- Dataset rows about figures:
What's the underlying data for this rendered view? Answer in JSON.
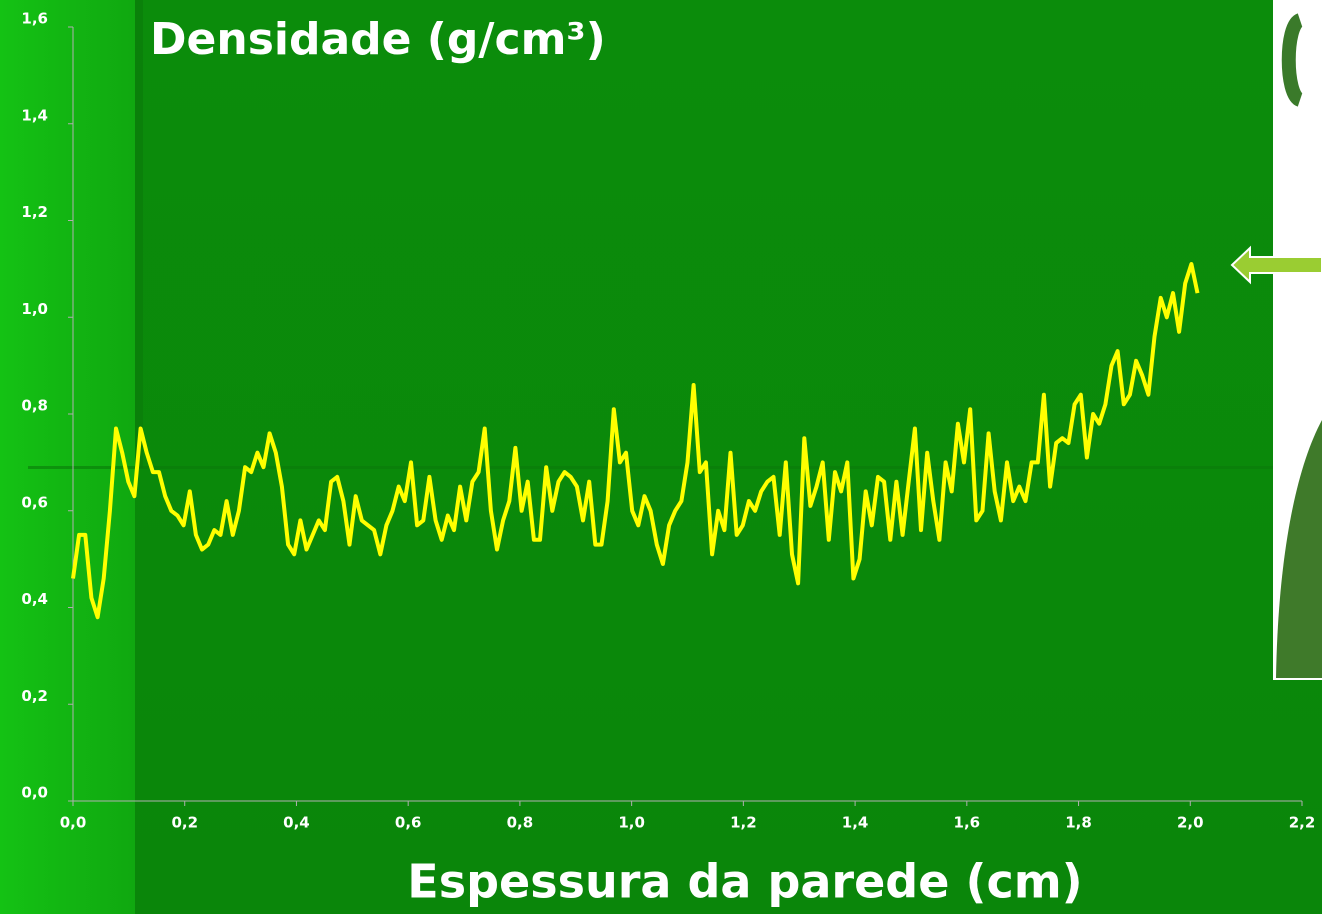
{
  "chart_data": {
    "type": "line",
    "title": "Densidade (g/cm³)",
    "x_label": "Espessura da parede (cm)",
    "xlim": [
      0,
      2.2
    ],
    "ylim": [
      0,
      1.6
    ],
    "xticks": [
      {
        "value": 0,
        "label": "0,0"
      },
      {
        "value": 0.2,
        "label": "0,2"
      },
      {
        "value": 0.4,
        "label": "0,4"
      },
      {
        "value": 0.6,
        "label": "0,6"
      },
      {
        "value": 0.8,
        "label": "0,8"
      },
      {
        "value": 1.0,
        "label": "1,0"
      },
      {
        "value": 1.2,
        "label": "1,2"
      },
      {
        "value": 1.4,
        "label": "1,4"
      },
      {
        "value": 1.6,
        "label": "1,6"
      },
      {
        "value": 1.8,
        "label": "1,8"
      },
      {
        "value": 2.0,
        "label": "2,0"
      },
      {
        "value": 2.2,
        "label": "2,2"
      }
    ],
    "yticks": [
      {
        "value": 0,
        "label": "0,0"
      },
      {
        "value": 0.2,
        "label": "0,2"
      },
      {
        "value": 0.4,
        "label": "0,4"
      },
      {
        "value": 0.6,
        "label": "0,6"
      },
      {
        "value": 0.8,
        "label": "0,8"
      },
      {
        "value": 1.0,
        "label": "1,0"
      },
      {
        "value": 1.2,
        "label": "1,2"
      },
      {
        "value": 1.4,
        "label": "1,4"
      },
      {
        "value": 1.6,
        "label": "1,6"
      }
    ],
    "color": "#ffff00",
    "x": [
      0,
      0.011,
      0.022,
      0.033,
      0.044,
      0.055,
      0.066,
      0.077,
      0.088,
      0.099,
      0.11,
      0.121,
      0.132,
      0.143,
      0.154,
      0.165,
      0.176,
      0.187,
      0.198,
      0.209,
      0.22,
      0.231,
      0.242,
      0.253,
      0.264,
      0.275,
      0.286,
      0.297,
      0.308,
      0.319,
      0.33,
      0.341,
      0.352,
      0.363,
      0.374,
      0.385,
      0.396,
      0.407,
      0.418,
      0.429,
      0.44,
      0.451,
      0.462,
      0.473,
      0.484,
      0.495,
      0.506,
      0.517,
      0.528,
      0.539,
      0.55,
      0.561,
      0.572,
      0.583,
      0.594,
      0.605,
      0.616,
      0.627,
      0.638,
      0.649,
      0.66,
      0.671,
      0.682,
      0.693,
      0.704,
      0.715,
      0.726,
      0.737,
      0.748,
      0.759,
      0.77,
      0.781,
      0.792,
      0.803,
      0.814,
      0.825,
      0.836,
      0.847,
      0.858,
      0.869,
      0.88,
      0.891,
      0.902,
      0.913,
      0.924,
      0.935,
      0.946,
      0.957,
      0.968,
      0.979,
      0.99,
      1.001,
      1.012,
      1.023,
      1.034,
      1.045,
      1.056,
      1.067,
      1.078,
      1.089,
      1.1,
      1.111,
      1.122,
      1.133,
      1.144,
      1.155,
      1.166,
      1.177,
      1.188,
      1.199,
      1.21,
      1.221,
      1.232,
      1.243,
      1.254,
      1.265,
      1.276,
      1.287,
      1.298,
      1.309,
      1.32,
      1.331,
      1.342,
      1.353,
      1.364,
      1.375,
      1.386,
      1.397,
      1.408,
      1.419,
      1.43,
      1.441,
      1.452,
      1.463,
      1.474,
      1.485,
      1.496,
      1.507,
      1.518,
      1.529,
      1.54,
      1.551,
      1.562,
      1.573,
      1.584,
      1.595,
      1.606,
      1.617,
      1.628,
      1.639,
      1.65,
      1.661,
      1.672,
      1.683,
      1.694,
      1.705,
      1.716,
      1.727,
      1.738,
      1.749,
      1.76,
      1.771,
      1.782,
      1.793,
      1.804,
      1.815,
      1.826,
      1.837,
      1.848,
      1.859,
      1.87,
      1.881,
      1.892,
      1.903,
      1.914,
      1.925,
      1.936,
      1.947,
      1.958,
      1.969,
      1.98,
      1.991,
      2.002,
      2.013
    ],
    "values": [
      0.46,
      0.55,
      0.55,
      0.42,
      0.38,
      0.46,
      0.6,
      0.77,
      0.72,
      0.66,
      0.63,
      0.77,
      0.72,
      0.68,
      0.68,
      0.63,
      0.6,
      0.59,
      0.57,
      0.64,
      0.55,
      0.52,
      0.53,
      0.56,
      0.55,
      0.62,
      0.55,
      0.6,
      0.69,
      0.68,
      0.72,
      0.69,
      0.76,
      0.72,
      0.65,
      0.53,
      0.51,
      0.58,
      0.52,
      0.55,
      0.58,
      0.56,
      0.66,
      0.67,
      0.62,
      0.53,
      0.63,
      0.58,
      0.57,
      0.56,
      0.51,
      0.57,
      0.6,
      0.65,
      0.62,
      0.7,
      0.57,
      0.58,
      0.67,
      0.58,
      0.54,
      0.59,
      0.56,
      0.65,
      0.58,
      0.66,
      0.68,
      0.77,
      0.6,
      0.52,
      0.58,
      0.62,
      0.73,
      0.6,
      0.66,
      0.54,
      0.54,
      0.69,
      0.6,
      0.66,
      0.68,
      0.67,
      0.65,
      0.58,
      0.66,
      0.53,
      0.53,
      0.62,
      0.81,
      0.7,
      0.72,
      0.6,
      0.57,
      0.63,
      0.6,
      0.53,
      0.49,
      0.57,
      0.6,
      0.62,
      0.7,
      0.86,
      0.68,
      0.7,
      0.51,
      0.6,
      0.56,
      0.72,
      0.55,
      0.57,
      0.62,
      0.6,
      0.64,
      0.66,
      0.67,
      0.55,
      0.7,
      0.51,
      0.45,
      0.75,
      0.61,
      0.65,
      0.7,
      0.54,
      0.68,
      0.64,
      0.7,
      0.46,
      0.5,
      0.64,
      0.57,
      0.67,
      0.66,
      0.54,
      0.66,
      0.55,
      0.66,
      0.77,
      0.56,
      0.72,
      0.62,
      0.54,
      0.7,
      0.64,
      0.78,
      0.7,
      0.81,
      0.58,
      0.6,
      0.76,
      0.64,
      0.58,
      0.7,
      0.62,
      0.65,
      0.62,
      0.7,
      0.7,
      0.84,
      0.65,
      0.74,
      0.75,
      0.74,
      0.82,
      0.84,
      0.71,
      0.8,
      0.78,
      0.82,
      0.9,
      0.93,
      0.82,
      0.84,
      0.91,
      0.88,
      0.84,
      0.96,
      1.04,
      1.0,
      1.05,
      0.97,
      1.07,
      1.11,
      1.05
    ]
  }
}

- Do this: Copy all the records above exactly, but leave out the pictures.

- Written reply:
What's the underlying data for this rendered view? Answer in JSON.
{
  "chart_data": {
    "type": "line",
    "title": "Densidade (g/cm³)",
    "x_label": "Espessura da parede (cm)",
    "xlim": [
      0,
      2.2
    ],
    "ylim": [
      0,
      1.6
    ],
    "xticks": [
      {
        "value": 0,
        "label": "0,0"
      },
      {
        "value": 0.2,
        "label": "0,2"
      },
      {
        "value": 0.4,
        "label": "0,4"
      },
      {
        "value": 0.6,
        "label": "0,6"
      },
      {
        "value": 0.8,
        "label": "0,8"
      },
      {
        "value": 1.0,
        "label": "1,0"
      },
      {
        "value": 1.2,
        "label": "1,2"
      },
      {
        "value": 1.4,
        "label": "1,4"
      },
      {
        "value": 1.6,
        "label": "1,6"
      },
      {
        "value": 1.8,
        "label": "1,8"
      },
      {
        "value": 2.0,
        "label": "2,0"
      },
      {
        "value": 2.2,
        "label": "2,2"
      }
    ],
    "yticks": [
      {
        "value": 0,
        "label": "0,0"
      },
      {
        "value": 0.2,
        "label": "0,2"
      },
      {
        "value": 0.4,
        "label": "0,4"
      },
      {
        "value": 0.6,
        "label": "0,6"
      },
      {
        "value": 0.8,
        "label": "0,8"
      },
      {
        "value": 1.0,
        "label": "1,0"
      },
      {
        "value": 1.2,
        "label": "1,2"
      },
      {
        "value": 1.4,
        "label": "1,4"
      },
      {
        "value": 1.6,
        "label": "1,6"
      }
    ],
    "color": "#ffff00",
    "x": [
      0,
      0.011,
      0.022,
      0.033,
      0.044,
      0.055,
      0.066,
      0.077,
      0.088,
      0.099,
      0.11,
      0.121,
      0.132,
      0.143,
      0.154,
      0.165,
      0.176,
      0.187,
      0.198,
      0.209,
      0.22,
      0.231,
      0.242,
      0.253,
      0.264,
      0.275,
      0.286,
      0.297,
      0.308,
      0.319,
      0.33,
      0.341,
      0.352,
      0.363,
      0.374,
      0.385,
      0.396,
      0.407,
      0.418,
      0.429,
      0.44,
      0.451,
      0.462,
      0.473,
      0.484,
      0.495,
      0.506,
      0.517,
      0.528,
      0.539,
      0.55,
      0.561,
      0.572,
      0.583,
      0.594,
      0.605,
      0.616,
      0.627,
      0.638,
      0.649,
      0.66,
      0.671,
      0.682,
      0.693,
      0.704,
      0.715,
      0.726,
      0.737,
      0.748,
      0.759,
      0.77,
      0.781,
      0.792,
      0.803,
      0.814,
      0.825,
      0.836,
      0.847,
      0.858,
      0.869,
      0.88,
      0.891,
      0.902,
      0.913,
      0.924,
      0.935,
      0.946,
      0.957,
      0.968,
      0.979,
      0.99,
      1.001,
      1.012,
      1.023,
      1.034,
      1.045,
      1.056,
      1.067,
      1.078,
      1.089,
      1.1,
      1.111,
      1.122,
      1.133,
      1.144,
      1.155,
      1.166,
      1.177,
      1.188,
      1.199,
      1.21,
      1.221,
      1.232,
      1.243,
      1.254,
      1.265,
      1.276,
      1.287,
      1.298,
      1.309,
      1.32,
      1.331,
      1.342,
      1.353,
      1.364,
      1.375,
      1.386,
      1.397,
      1.408,
      1.419,
      1.43,
      1.441,
      1.452,
      1.463,
      1.474,
      1.485,
      1.496,
      1.507,
      1.518,
      1.529,
      1.54,
      1.551,
      1.562,
      1.573,
      1.584,
      1.595,
      1.606,
      1.617,
      1.628,
      1.639,
      1.65,
      1.661,
      1.672,
      1.683,
      1.694,
      1.705,
      1.716,
      1.727,
      1.738,
      1.749,
      1.76,
      1.771,
      1.782,
      1.793,
      1.804,
      1.815,
      1.826,
      1.837,
      1.848,
      1.859,
      1.87,
      1.881,
      1.892,
      1.903,
      1.914,
      1.925,
      1.936,
      1.947,
      1.958,
      1.969,
      1.98,
      1.991,
      2.002,
      2.013
    ],
    "values": [
      0.46,
      0.55,
      0.55,
      0.42,
      0.38,
      0.46,
      0.6,
      0.77,
      0.72,
      0.66,
      0.63,
      0.77,
      0.72,
      0.68,
      0.68,
      0.63,
      0.6,
      0.59,
      0.57,
      0.64,
      0.55,
      0.52,
      0.53,
      0.56,
      0.55,
      0.62,
      0.55,
      0.6,
      0.69,
      0.68,
      0.72,
      0.69,
      0.76,
      0.72,
      0.65,
      0.53,
      0.51,
      0.58,
      0.52,
      0.55,
      0.58,
      0.56,
      0.66,
      0.67,
      0.62,
      0.53,
      0.63,
      0.58,
      0.57,
      0.56,
      0.51,
      0.57,
      0.6,
      0.65,
      0.62,
      0.7,
      0.57,
      0.58,
      0.67,
      0.58,
      0.54,
      0.59,
      0.56,
      0.65,
      0.58,
      0.66,
      0.68,
      0.77,
      0.6,
      0.52,
      0.58,
      0.62,
      0.73,
      0.6,
      0.66,
      0.54,
      0.54,
      0.69,
      0.6,
      0.66,
      0.68,
      0.67,
      0.65,
      0.58,
      0.66,
      0.53,
      0.53,
      0.62,
      0.81,
      0.7,
      0.72,
      0.6,
      0.57,
      0.63,
      0.6,
      0.53,
      0.49,
      0.57,
      0.6,
      0.62,
      0.7,
      0.86,
      0.68,
      0.7,
      0.51,
      0.6,
      0.56,
      0.72,
      0.55,
      0.57,
      0.62,
      0.6,
      0.64,
      0.66,
      0.67,
      0.55,
      0.7,
      0.51,
      0.45,
      0.75,
      0.61,
      0.65,
      0.7,
      0.54,
      0.68,
      0.64,
      0.7,
      0.46,
      0.5,
      0.64,
      0.57,
      0.67,
      0.66,
      0.54,
      0.66,
      0.55,
      0.66,
      0.77,
      0.56,
      0.72,
      0.62,
      0.54,
      0.7,
      0.64,
      0.78,
      0.7,
      0.81,
      0.58,
      0.6,
      0.76,
      0.64,
      0.58,
      0.7,
      0.62,
      0.65,
      0.62,
      0.7,
      0.7,
      0.84,
      0.65,
      0.74,
      0.75,
      0.74,
      0.82,
      0.84,
      0.71,
      0.8,
      0.78,
      0.82,
      0.9,
      0.93,
      0.82,
      0.84,
      0.91,
      0.88,
      0.84,
      0.96,
      1.04,
      1.0,
      1.05,
      0.97,
      1.07,
      1.11,
      1.05
    ]
  }
}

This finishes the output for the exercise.